• _Data records_
---*---
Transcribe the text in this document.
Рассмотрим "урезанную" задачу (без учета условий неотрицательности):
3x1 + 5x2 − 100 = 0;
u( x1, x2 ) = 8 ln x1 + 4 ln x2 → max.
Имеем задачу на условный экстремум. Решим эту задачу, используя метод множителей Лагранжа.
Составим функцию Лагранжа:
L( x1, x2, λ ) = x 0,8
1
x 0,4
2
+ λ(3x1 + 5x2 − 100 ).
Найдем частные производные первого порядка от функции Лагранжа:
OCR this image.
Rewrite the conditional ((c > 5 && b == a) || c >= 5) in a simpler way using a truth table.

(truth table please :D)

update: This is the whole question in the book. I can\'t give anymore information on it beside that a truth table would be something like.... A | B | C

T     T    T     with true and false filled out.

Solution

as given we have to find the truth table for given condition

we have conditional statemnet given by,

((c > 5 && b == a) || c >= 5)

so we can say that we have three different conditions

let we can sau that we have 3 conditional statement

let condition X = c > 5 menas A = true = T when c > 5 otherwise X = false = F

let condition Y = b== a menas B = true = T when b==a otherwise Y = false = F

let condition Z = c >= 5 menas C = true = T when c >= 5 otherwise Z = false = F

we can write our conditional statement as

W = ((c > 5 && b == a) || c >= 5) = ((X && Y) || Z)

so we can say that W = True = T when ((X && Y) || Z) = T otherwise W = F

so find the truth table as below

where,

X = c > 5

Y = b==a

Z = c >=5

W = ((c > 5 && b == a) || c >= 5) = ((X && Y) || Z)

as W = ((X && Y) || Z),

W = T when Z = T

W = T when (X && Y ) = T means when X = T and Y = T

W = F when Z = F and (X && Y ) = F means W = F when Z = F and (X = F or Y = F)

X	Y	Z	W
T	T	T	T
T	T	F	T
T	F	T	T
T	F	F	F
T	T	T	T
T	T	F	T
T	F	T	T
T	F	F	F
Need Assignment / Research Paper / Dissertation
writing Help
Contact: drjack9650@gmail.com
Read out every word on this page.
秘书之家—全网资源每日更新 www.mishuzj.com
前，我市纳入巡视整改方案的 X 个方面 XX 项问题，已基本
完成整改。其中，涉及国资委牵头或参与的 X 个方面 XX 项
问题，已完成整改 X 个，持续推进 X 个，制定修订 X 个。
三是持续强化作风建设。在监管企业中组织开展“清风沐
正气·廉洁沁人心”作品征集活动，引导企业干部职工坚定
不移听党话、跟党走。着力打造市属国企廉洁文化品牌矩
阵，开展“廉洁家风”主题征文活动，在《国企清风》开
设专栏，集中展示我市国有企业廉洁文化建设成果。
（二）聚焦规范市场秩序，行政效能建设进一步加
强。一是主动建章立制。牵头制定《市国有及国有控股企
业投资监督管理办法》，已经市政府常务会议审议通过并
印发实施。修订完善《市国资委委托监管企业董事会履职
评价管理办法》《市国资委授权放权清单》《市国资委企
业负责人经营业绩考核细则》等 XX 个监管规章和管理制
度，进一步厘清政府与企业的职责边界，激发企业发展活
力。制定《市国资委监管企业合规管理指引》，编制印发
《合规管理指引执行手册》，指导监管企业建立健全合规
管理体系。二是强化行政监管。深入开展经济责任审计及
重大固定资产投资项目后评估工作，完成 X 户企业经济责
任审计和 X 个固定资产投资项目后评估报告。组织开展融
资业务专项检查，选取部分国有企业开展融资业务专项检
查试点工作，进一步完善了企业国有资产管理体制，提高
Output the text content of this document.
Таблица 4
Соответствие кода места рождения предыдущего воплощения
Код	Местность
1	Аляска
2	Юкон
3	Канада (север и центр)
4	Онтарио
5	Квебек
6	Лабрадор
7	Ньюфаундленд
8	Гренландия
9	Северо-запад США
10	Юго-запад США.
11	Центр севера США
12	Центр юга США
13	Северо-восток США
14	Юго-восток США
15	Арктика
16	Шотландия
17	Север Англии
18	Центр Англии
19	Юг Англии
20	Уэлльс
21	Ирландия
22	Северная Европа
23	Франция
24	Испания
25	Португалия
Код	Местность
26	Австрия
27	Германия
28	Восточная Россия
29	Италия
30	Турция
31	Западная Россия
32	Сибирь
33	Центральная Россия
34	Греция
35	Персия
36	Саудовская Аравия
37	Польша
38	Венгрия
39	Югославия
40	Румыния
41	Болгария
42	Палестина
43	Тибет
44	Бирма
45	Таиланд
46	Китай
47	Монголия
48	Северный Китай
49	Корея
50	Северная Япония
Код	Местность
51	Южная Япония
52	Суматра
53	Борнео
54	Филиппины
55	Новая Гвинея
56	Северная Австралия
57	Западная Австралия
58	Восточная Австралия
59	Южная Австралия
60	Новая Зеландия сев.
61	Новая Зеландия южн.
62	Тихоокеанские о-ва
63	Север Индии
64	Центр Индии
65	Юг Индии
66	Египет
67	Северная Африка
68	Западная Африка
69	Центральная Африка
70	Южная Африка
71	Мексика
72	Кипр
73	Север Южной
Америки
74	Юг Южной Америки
---*---
• _THE PROBLEM_
Using the listing above, show every line that includes the string "find".

• _OUTPUT FOR THIS EXERCISE_
as given we have to find the truth table for given condition
so find the truth table as below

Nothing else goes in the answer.